[Dataset items]
※ ※ ※

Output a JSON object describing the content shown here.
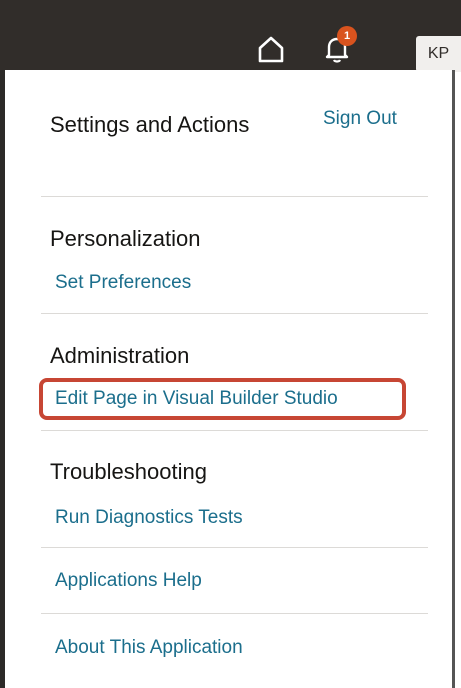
{
  "header": {
    "home_icon": "home-icon",
    "notifications_icon": "bell-icon",
    "notification_count": "1",
    "user_initials": "KP"
  },
  "menu": {
    "title": "Settings and Actions",
    "sign_out": "Sign Out",
    "sections": {
      "personalization": {
        "title": "Personalization",
        "link": "Set Preferences"
      },
      "administration": {
        "title": "Administration",
        "link": "Edit Page in Visual Builder Studio"
      },
      "troubleshooting": {
        "title": "Troubleshooting",
        "link": "Run Diagnostics Tests"
      }
    },
    "applications_help": "Applications Help",
    "about_application": "About This Application"
  },
  "colors": {
    "topbar": "#312d2a",
    "link": "#1b6e8c",
    "badge": "#d9531e",
    "highlight": "#c74634"
  }
}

※ ※ ※

### WHAT YOU ARE ASKED TO DO
Collect each line holding the string "icon".

### EXERCISE RESPONSE
    "home_icon": "home-icon",
    "notifications_icon": "bell-icon",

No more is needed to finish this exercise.